---------- Dataset ----------
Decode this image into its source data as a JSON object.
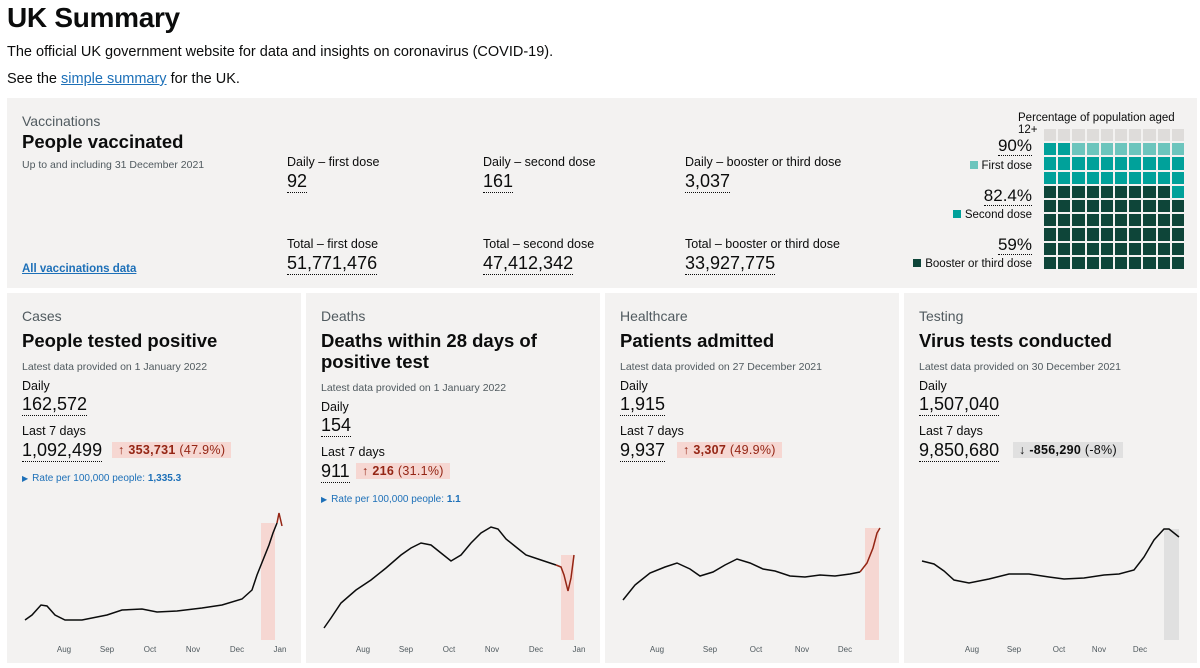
{
  "header": {
    "title": "UK Summary",
    "intro": "The official UK government website for data and insights on coronavirus (COVID-19).",
    "see_prefix": "See the ",
    "link_text": "simple summary",
    "see_suffix": " for the UK."
  },
  "vaccinations": {
    "caption": "Vaccinations",
    "title": "People vaccinated",
    "date_note": "Up to and including 31 December 2021",
    "link": "All vaccinations data",
    "metrics": [
      {
        "label": "Daily – first dose",
        "value": "92"
      },
      {
        "label": "Daily – second dose",
        "value": "161"
      },
      {
        "label": "Daily – booster or third dose",
        "value": "3,037"
      },
      {
        "label": "Total – first dose",
        "value": "51,771,476"
      },
      {
        "label": "Total – second dose",
        "value": "47,412,342"
      },
      {
        "label": "Total – booster or third dose",
        "value": "33,927,775"
      }
    ],
    "waffle": {
      "title": "Percentage of population aged 12+",
      "first_dose_pct": "90%",
      "first_dose_label": "First dose",
      "second_dose_pct": "82.4%",
      "second_dose_label": "Second dose",
      "booster_pct": "59%",
      "booster_label": "Booster or third dose",
      "first_dose_value": 90,
      "second_dose_value": 82.4,
      "booster_value": 59,
      "colors": {
        "first": "#6cc5bd",
        "second": "#00a19a",
        "booster": "#0e4539",
        "empty": "#dedcda"
      }
    }
  },
  "cards": [
    {
      "caption": "Cases",
      "title": "People tested positive",
      "date_note": "Latest data provided on 1 January 2022",
      "daily_label": "Daily",
      "daily_value": "162,572",
      "week_label": "Last 7 days",
      "week_value": "1,092,499",
      "change_arrow": "↑",
      "change_value": "353,731",
      "change_pct": "(47.9%)",
      "change_dir": "up",
      "rate_label": "Rate per 100,000 people:",
      "rate_value": "1,335.3",
      "axis_ticks": [
        "Aug",
        "Sep",
        "Oct",
        "Nov",
        "Dec",
        "Jan"
      ]
    },
    {
      "caption": "Deaths",
      "title": "Deaths within 28 days of positive test",
      "date_note": "Latest data provided on 1 January 2022",
      "daily_label": "Daily",
      "daily_value": "154",
      "week_label": "Last 7 days",
      "week_value": "911",
      "change_arrow": "↑",
      "change_value": "216",
      "change_pct": "(31.1%)",
      "change_dir": "up",
      "rate_label": "Rate per 100,000 people:",
      "rate_value": "1.1",
      "axis_ticks": [
        "Aug",
        "Sep",
        "Oct",
        "Nov",
        "Dec",
        "Jan"
      ]
    },
    {
      "caption": "Healthcare",
      "title": "Patients admitted",
      "date_note": "Latest data provided on 27 December 2021",
      "daily_label": "Daily",
      "daily_value": "1,915",
      "week_label": "Last 7 days",
      "week_value": "9,937",
      "change_arrow": "↑",
      "change_value": "3,307",
      "change_pct": "(49.9%)",
      "change_dir": "up",
      "axis_ticks": [
        "Aug",
        "Sep",
        "Oct",
        "Nov",
        "Dec"
      ]
    },
    {
      "caption": "Testing",
      "title": "Virus tests conducted",
      "date_note": "Latest data provided on 30 December 2021",
      "daily_label": "Daily",
      "daily_value": "1,507,040",
      "week_label": "Last 7 days",
      "week_value": "9,850,680",
      "change_arrow": "↓",
      "change_value": "-856,290",
      "change_pct": "(-8%)",
      "change_dir": "down",
      "axis_ticks": [
        "Aug",
        "Sep",
        "Oct",
        "Nov",
        "Dec"
      ]
    }
  ],
  "colors": {
    "line": "#0b0c0c",
    "up_line": "#942514",
    "up_fill": "#f6d7d2",
    "down_fill": "#e0e0e0"
  }
}
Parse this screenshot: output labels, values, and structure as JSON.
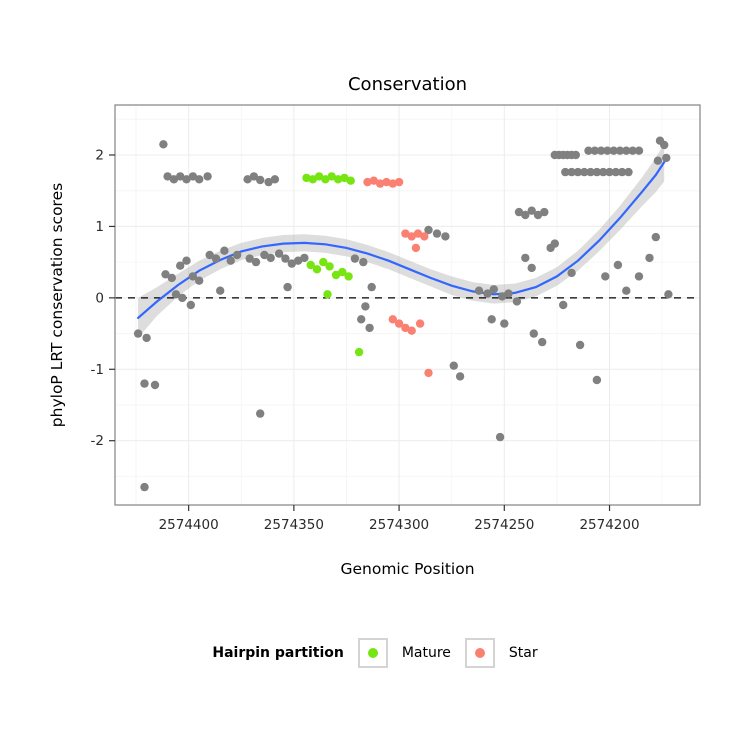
----------
Task details: The reply should hold every record, unchanged, and no pictures.

Answer space:
Decode this image into its source data as a JSON object.
{
  "header": {
    "title": "UK Summary",
    "intro": "The official UK government website for data and insights on coronavirus (COVID-19).",
    "see_prefix": "See the ",
    "link_text": "simple summary",
    "see_suffix": " for the UK."
  },
  "vaccinations": {
    "caption": "Vaccinations",
    "title": "People vaccinated",
    "date_note": "Up to and including 31 December 2021",
    "link": "All vaccinations data",
    "metrics": [
      {
        "label": "Daily – first dose",
        "value": "92"
      },
      {
        "label": "Daily – second dose",
        "value": "161"
      },
      {
        "label": "Daily – booster or third dose",
        "value": "3,037"
      },
      {
        "label": "Total – first dose",
        "value": "51,771,476"
      },
      {
        "label": "Total – second dose",
        "value": "47,412,342"
      },
      {
        "label": "Total – booster or third dose",
        "value": "33,927,775"
      }
    ],
    "waffle": {
      "title": "Percentage of population aged 12+",
      "first_dose_pct": "90%",
      "first_dose_label": "First dose",
      "second_dose_pct": "82.4%",
      "second_dose_label": "Second dose",
      "booster_pct": "59%",
      "booster_label": "Booster or third dose",
      "first_dose_value": 90,
      "second_dose_value": 82.4,
      "booster_value": 59,
      "colors": {
        "first": "#6cc5bd",
        "second": "#00a19a",
        "booster": "#0e4539",
        "empty": "#dedcda"
      }
    }
  },
  "cards": [
    {
      "caption": "Cases",
      "title": "People tested positive",
      "date_note": "Latest data provided on 1 January 2022",
      "daily_label": "Daily",
      "daily_value": "162,572",
      "week_label": "Last 7 days",
      "week_value": "1,092,499",
      "change_arrow": "↑",
      "change_value": "353,731",
      "change_pct": "(47.9%)",
      "change_dir": "up",
      "rate_label": "Rate per 100,000 people:",
      "rate_value": "1,335.3",
      "axis_ticks": [
        "Aug",
        "Sep",
        "Oct",
        "Nov",
        "Dec",
        "Jan"
      ]
    },
    {
      "caption": "Deaths",
      "title": "Deaths within 28 days of positive test",
      "date_note": "Latest data provided on 1 January 2022",
      "daily_label": "Daily",
      "daily_value": "154",
      "week_label": "Last 7 days",
      "week_value": "911",
      "change_arrow": "↑",
      "change_value": "216",
      "change_pct": "(31.1%)",
      "change_dir": "up",
      "rate_label": "Rate per 100,000 people:",
      "rate_value": "1.1",
      "axis_ticks": [
        "Aug",
        "Sep",
        "Oct",
        "Nov",
        "Dec",
        "Jan"
      ]
    },
    {
      "caption": "Healthcare",
      "title": "Patients admitted",
      "date_note": "Latest data provided on 27 December 2021",
      "daily_label": "Daily",
      "daily_value": "1,915",
      "week_label": "Last 7 days",
      "week_value": "9,937",
      "change_arrow": "↑",
      "change_value": "3,307",
      "change_pct": "(49.9%)",
      "change_dir": "up",
      "axis_ticks": [
        "Aug",
        "Sep",
        "Oct",
        "Nov",
        "Dec"
      ]
    },
    {
      "caption": "Testing",
      "title": "Virus tests conducted",
      "date_note": "Latest data provided on 30 December 2021",
      "daily_label": "Daily",
      "daily_value": "1,507,040",
      "week_label": "Last 7 days",
      "week_value": "9,850,680",
      "change_arrow": "↓",
      "change_value": "-856,290",
      "change_pct": "(-8%)",
      "change_dir": "down",
      "axis_ticks": [
        "Aug",
        "Sep",
        "Oct",
        "Nov",
        "Dec"
      ]
    }
  ],
  "colors": {
    "line": "#0b0c0c",
    "up_line": "#942514",
    "up_fill": "#f6d7d2",
    "down_fill": "#e0e0e0"
  }
}
Parse this screenshot: output labels, values, and structure as JSON.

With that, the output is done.